Gather all lines from the material that contain "阅读下面的文字".

━━ INPUT ROWS ━━

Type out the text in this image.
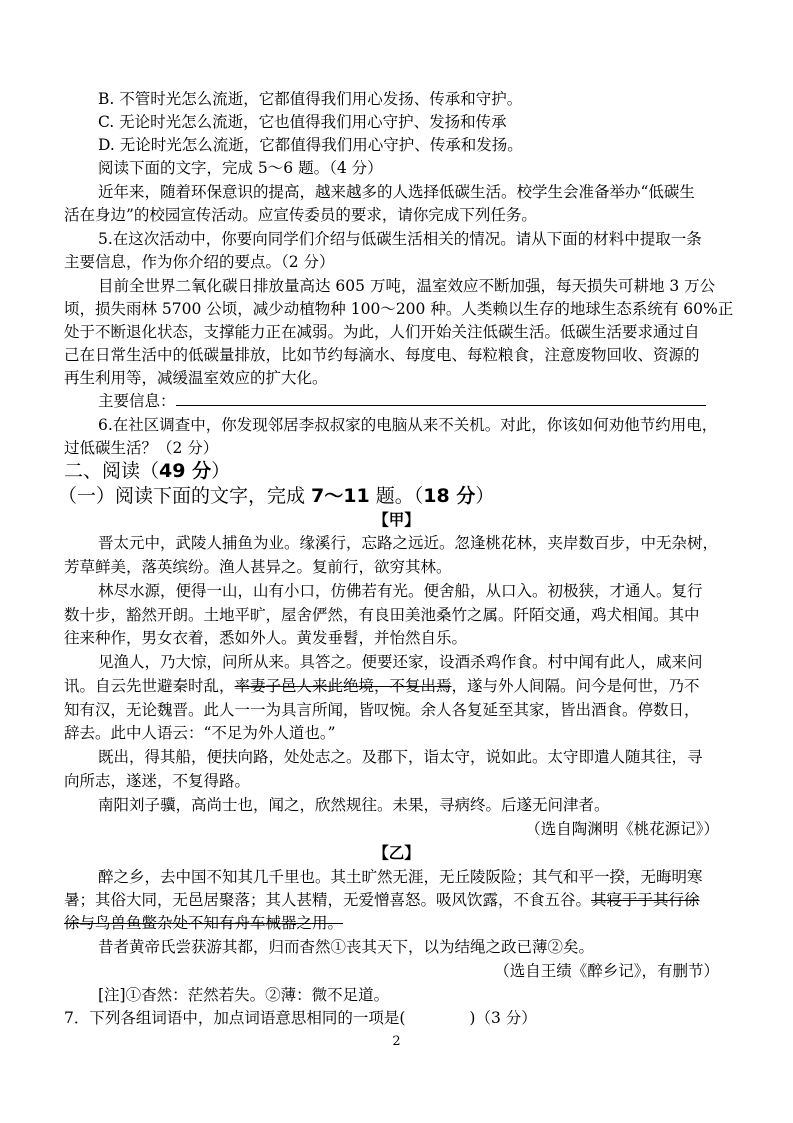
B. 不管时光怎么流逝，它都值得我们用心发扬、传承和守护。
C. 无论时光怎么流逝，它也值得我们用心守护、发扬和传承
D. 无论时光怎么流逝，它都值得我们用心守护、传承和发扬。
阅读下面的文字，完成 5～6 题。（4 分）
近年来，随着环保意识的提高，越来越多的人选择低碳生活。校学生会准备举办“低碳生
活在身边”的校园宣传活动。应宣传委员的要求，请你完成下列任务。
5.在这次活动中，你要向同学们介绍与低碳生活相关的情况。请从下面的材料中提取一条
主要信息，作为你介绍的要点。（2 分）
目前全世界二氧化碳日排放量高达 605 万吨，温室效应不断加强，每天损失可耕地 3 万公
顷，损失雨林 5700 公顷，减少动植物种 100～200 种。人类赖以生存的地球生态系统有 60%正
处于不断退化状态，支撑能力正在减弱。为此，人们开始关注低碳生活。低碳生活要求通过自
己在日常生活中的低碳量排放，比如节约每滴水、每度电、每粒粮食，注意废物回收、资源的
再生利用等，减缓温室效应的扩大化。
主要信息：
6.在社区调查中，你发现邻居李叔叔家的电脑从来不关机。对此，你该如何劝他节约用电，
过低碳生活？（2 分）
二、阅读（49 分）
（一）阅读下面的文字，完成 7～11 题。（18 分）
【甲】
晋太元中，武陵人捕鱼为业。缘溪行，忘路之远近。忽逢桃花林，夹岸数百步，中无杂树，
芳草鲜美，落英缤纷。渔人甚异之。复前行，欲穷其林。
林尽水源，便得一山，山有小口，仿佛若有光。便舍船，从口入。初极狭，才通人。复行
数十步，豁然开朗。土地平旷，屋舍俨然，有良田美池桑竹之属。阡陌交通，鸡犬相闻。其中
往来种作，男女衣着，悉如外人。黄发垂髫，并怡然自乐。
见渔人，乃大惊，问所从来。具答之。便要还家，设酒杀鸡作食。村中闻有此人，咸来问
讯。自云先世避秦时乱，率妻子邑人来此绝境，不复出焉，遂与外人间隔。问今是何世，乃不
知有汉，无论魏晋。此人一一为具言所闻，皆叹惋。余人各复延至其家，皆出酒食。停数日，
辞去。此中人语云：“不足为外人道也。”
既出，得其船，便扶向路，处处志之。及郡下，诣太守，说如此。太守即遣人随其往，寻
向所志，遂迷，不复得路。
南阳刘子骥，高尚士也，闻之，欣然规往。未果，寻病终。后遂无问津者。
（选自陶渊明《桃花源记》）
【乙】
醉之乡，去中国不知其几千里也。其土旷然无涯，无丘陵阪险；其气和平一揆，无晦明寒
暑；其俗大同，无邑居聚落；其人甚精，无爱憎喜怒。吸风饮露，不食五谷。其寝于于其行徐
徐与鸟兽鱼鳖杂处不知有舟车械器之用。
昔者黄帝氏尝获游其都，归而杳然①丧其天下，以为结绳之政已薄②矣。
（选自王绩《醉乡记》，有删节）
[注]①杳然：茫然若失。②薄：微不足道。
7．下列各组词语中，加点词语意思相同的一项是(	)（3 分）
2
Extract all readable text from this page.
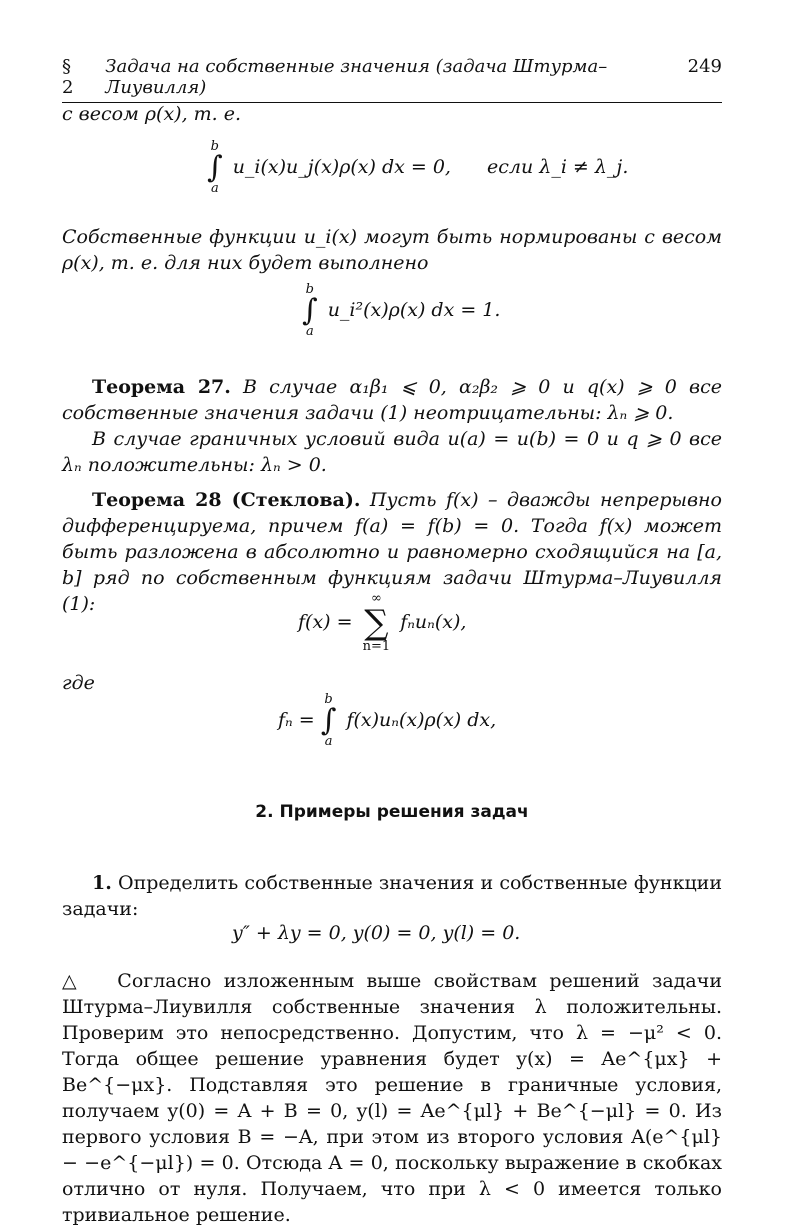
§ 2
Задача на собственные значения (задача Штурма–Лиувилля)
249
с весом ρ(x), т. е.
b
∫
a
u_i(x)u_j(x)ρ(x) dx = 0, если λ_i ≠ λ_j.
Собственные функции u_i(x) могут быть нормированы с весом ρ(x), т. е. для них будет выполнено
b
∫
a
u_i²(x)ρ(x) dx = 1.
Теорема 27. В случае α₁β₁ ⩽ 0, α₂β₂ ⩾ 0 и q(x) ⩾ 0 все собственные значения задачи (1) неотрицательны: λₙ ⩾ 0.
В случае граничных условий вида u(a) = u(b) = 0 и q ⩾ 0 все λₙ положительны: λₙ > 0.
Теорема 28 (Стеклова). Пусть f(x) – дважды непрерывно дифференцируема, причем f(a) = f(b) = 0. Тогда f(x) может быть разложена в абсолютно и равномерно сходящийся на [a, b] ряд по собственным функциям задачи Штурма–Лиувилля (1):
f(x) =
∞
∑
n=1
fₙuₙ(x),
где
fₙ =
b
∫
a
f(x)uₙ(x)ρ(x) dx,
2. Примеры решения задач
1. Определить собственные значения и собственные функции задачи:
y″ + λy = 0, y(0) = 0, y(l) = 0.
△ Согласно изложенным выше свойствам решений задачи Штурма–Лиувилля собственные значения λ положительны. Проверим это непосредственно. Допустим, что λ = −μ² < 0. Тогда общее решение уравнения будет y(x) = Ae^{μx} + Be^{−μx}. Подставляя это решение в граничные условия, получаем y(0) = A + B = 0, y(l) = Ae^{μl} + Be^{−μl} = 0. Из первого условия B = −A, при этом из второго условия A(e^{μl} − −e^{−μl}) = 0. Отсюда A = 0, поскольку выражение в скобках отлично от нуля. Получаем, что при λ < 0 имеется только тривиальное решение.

━━━
━━ INPUT ROWS ━━

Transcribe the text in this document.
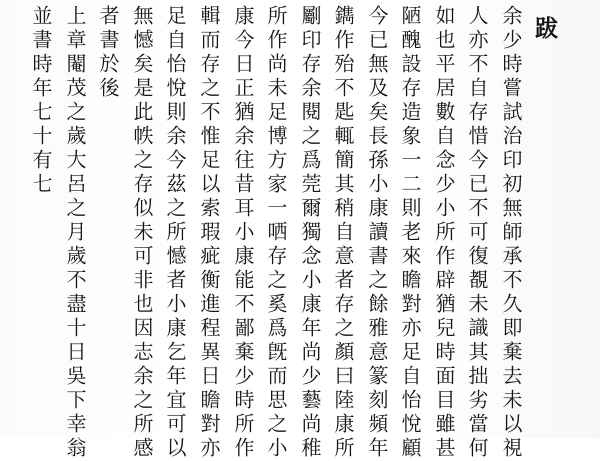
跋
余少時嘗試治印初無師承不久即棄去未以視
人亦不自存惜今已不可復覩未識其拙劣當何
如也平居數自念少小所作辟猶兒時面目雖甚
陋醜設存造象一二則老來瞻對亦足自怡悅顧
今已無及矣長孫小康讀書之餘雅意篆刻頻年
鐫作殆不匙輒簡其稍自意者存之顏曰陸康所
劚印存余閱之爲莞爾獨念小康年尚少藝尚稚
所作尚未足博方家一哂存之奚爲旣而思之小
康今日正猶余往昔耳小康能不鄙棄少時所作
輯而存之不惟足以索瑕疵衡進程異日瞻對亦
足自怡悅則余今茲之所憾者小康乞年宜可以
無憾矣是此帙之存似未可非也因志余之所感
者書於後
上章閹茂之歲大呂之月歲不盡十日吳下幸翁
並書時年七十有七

━━━

-- SOLUTION BELOW --
阅读下面的文字，完成 5～6 题。（4 分）
（一）阅读下面的文字，完成 7～11 题。（18 分）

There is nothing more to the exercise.